What you have to do
Report how many lines of the listing below include the word "data". Give nothing but the number.

# # # #

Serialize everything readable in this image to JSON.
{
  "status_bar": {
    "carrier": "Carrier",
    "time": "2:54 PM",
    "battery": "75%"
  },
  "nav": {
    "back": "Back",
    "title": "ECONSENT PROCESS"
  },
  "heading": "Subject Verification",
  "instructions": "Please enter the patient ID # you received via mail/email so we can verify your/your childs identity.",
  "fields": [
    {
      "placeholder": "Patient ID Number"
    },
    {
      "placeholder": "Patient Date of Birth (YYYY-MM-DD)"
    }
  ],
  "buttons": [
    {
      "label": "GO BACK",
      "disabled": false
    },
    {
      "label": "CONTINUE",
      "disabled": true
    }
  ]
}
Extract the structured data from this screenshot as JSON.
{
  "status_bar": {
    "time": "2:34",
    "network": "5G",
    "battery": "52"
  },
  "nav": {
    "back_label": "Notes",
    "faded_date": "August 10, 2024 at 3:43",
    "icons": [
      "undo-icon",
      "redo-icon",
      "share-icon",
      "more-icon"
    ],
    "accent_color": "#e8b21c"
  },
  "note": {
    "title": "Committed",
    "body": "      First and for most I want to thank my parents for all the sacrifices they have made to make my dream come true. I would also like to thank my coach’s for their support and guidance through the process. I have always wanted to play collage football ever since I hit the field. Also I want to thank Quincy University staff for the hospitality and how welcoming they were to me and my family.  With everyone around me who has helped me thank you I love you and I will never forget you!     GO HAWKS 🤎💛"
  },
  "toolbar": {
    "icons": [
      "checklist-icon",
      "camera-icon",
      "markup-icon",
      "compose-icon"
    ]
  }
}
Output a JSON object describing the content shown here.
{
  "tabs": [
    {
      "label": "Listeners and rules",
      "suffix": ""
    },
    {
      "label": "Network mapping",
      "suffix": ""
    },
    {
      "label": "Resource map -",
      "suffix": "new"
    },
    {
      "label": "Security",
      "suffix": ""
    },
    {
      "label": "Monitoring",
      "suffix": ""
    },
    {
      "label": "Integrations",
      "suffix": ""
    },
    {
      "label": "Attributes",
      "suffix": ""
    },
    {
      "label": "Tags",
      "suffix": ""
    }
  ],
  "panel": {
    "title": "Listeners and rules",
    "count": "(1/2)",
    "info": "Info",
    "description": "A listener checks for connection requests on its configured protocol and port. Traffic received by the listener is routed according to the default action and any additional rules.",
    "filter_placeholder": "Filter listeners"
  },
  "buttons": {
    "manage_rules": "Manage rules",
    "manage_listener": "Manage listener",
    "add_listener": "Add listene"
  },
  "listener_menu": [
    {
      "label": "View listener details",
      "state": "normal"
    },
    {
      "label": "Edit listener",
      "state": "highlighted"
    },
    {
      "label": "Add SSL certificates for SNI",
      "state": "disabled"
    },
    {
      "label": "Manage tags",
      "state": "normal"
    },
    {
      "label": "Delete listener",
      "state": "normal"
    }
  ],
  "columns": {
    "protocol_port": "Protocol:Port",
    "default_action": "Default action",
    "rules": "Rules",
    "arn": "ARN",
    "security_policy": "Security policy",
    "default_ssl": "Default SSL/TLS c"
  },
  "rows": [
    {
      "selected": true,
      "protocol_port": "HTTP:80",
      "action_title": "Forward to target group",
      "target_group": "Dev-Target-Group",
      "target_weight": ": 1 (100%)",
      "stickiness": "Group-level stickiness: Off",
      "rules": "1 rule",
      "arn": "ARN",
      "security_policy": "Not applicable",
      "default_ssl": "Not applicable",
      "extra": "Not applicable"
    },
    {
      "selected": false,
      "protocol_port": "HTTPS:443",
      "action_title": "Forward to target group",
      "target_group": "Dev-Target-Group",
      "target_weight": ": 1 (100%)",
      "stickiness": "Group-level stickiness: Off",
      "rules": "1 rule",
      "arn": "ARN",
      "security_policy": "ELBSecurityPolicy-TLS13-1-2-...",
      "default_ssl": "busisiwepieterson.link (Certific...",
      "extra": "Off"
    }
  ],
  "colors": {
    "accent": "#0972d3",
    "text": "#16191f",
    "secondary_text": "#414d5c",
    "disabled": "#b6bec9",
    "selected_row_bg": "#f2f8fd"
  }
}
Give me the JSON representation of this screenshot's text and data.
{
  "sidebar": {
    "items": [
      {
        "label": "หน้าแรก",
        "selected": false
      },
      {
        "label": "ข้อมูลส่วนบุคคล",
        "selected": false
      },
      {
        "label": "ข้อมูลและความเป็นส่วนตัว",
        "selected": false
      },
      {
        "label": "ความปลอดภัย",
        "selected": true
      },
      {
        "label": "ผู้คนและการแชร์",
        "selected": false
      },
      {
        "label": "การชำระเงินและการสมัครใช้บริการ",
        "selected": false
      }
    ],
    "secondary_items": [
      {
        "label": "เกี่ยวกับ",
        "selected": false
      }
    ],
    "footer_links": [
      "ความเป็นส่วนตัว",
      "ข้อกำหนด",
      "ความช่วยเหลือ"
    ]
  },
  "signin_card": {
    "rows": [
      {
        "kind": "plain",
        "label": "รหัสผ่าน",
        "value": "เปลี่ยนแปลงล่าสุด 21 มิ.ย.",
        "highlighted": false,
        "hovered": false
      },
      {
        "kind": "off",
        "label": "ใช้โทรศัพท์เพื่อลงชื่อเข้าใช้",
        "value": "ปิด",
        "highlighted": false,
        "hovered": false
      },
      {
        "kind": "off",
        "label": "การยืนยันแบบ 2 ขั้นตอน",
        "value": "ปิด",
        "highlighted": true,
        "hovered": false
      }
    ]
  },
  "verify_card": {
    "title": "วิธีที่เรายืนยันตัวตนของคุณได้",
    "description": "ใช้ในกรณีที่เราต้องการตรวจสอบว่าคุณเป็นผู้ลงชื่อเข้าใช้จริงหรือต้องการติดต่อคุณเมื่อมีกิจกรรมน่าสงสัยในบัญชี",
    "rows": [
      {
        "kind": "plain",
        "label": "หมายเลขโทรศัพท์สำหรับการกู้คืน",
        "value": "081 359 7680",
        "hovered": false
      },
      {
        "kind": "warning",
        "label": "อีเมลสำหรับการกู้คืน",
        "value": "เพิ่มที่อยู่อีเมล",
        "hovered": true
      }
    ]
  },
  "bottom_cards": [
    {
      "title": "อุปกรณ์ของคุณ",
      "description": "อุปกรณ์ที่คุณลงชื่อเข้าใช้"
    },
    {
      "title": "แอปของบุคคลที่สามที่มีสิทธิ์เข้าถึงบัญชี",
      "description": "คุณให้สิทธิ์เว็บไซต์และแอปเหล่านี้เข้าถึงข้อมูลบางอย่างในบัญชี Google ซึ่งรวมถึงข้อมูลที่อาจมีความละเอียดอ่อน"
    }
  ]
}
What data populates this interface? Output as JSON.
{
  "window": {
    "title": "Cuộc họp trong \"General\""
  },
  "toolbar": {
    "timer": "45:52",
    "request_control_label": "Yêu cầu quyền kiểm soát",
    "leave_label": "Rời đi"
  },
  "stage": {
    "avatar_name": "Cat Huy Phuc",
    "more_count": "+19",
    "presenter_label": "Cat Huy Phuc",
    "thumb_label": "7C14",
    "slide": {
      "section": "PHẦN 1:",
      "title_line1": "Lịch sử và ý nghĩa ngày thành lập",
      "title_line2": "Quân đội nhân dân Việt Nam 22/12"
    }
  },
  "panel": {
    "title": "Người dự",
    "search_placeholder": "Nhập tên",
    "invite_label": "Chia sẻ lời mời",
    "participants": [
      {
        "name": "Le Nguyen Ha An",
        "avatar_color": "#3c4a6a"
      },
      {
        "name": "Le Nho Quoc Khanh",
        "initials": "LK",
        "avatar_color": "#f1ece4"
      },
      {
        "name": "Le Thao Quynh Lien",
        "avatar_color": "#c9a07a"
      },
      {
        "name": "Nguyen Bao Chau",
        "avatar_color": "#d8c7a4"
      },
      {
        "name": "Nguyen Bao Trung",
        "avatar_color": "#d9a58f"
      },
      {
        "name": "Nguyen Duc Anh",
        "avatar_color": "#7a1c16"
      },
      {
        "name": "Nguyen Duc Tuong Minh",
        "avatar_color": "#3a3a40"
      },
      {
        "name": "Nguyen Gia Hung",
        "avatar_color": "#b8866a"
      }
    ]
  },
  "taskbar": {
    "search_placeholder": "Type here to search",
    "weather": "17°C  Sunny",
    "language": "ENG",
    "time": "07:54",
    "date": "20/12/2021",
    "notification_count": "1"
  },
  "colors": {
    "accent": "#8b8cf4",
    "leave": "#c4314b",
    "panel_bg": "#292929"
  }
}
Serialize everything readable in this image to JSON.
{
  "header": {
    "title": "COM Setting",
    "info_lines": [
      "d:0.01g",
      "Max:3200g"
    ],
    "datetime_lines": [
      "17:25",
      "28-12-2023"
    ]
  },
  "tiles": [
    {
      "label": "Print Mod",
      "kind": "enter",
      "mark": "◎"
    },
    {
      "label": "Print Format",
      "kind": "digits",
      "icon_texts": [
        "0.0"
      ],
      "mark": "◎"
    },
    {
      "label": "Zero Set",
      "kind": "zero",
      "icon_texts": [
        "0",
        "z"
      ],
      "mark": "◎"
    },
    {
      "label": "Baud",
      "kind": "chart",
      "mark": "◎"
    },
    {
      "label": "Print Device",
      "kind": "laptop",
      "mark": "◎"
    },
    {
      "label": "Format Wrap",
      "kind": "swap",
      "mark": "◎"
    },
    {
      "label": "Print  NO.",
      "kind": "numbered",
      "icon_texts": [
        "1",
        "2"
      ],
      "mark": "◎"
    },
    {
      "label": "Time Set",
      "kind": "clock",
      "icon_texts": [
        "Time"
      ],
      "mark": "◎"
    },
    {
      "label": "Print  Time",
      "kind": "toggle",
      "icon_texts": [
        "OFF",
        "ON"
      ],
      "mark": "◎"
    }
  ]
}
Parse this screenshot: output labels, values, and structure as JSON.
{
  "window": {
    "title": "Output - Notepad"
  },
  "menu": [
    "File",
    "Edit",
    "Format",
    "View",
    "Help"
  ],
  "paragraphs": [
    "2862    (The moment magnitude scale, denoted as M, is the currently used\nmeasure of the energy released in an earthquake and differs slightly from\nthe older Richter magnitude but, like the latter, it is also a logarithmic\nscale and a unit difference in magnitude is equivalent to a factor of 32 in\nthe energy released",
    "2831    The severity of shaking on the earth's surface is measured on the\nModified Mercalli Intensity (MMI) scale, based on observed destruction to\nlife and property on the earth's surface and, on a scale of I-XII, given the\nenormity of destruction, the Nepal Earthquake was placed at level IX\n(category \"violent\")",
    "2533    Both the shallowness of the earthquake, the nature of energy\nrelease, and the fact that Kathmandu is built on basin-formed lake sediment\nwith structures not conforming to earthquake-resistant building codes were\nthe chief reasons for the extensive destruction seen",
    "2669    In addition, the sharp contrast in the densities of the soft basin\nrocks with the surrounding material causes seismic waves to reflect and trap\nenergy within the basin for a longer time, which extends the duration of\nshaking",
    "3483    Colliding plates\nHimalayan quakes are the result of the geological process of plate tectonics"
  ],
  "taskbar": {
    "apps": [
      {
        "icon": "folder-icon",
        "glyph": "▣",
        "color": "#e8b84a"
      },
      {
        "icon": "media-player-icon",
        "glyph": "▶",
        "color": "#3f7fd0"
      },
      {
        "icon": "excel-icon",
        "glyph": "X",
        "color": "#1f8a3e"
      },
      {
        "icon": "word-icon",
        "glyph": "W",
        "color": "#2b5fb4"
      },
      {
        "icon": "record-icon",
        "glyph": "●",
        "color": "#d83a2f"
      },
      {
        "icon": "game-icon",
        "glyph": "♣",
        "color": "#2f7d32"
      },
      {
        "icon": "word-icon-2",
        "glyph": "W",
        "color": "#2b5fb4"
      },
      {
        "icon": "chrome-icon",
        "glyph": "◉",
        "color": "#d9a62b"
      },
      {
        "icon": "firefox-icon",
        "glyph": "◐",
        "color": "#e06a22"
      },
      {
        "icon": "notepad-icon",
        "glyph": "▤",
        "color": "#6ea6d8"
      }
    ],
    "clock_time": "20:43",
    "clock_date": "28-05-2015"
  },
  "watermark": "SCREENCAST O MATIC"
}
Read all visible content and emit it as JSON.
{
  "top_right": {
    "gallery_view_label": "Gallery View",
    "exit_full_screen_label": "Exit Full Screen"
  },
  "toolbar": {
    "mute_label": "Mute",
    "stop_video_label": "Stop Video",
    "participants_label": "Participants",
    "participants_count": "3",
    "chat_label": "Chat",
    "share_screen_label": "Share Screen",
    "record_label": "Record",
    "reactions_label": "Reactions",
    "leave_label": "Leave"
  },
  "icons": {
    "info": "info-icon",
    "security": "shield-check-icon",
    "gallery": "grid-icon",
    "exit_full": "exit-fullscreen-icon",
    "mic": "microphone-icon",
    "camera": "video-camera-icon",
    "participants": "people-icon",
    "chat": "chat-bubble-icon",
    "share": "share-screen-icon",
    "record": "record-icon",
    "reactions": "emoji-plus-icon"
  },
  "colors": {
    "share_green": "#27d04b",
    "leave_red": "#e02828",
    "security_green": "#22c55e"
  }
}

# # # #

Worked answer
3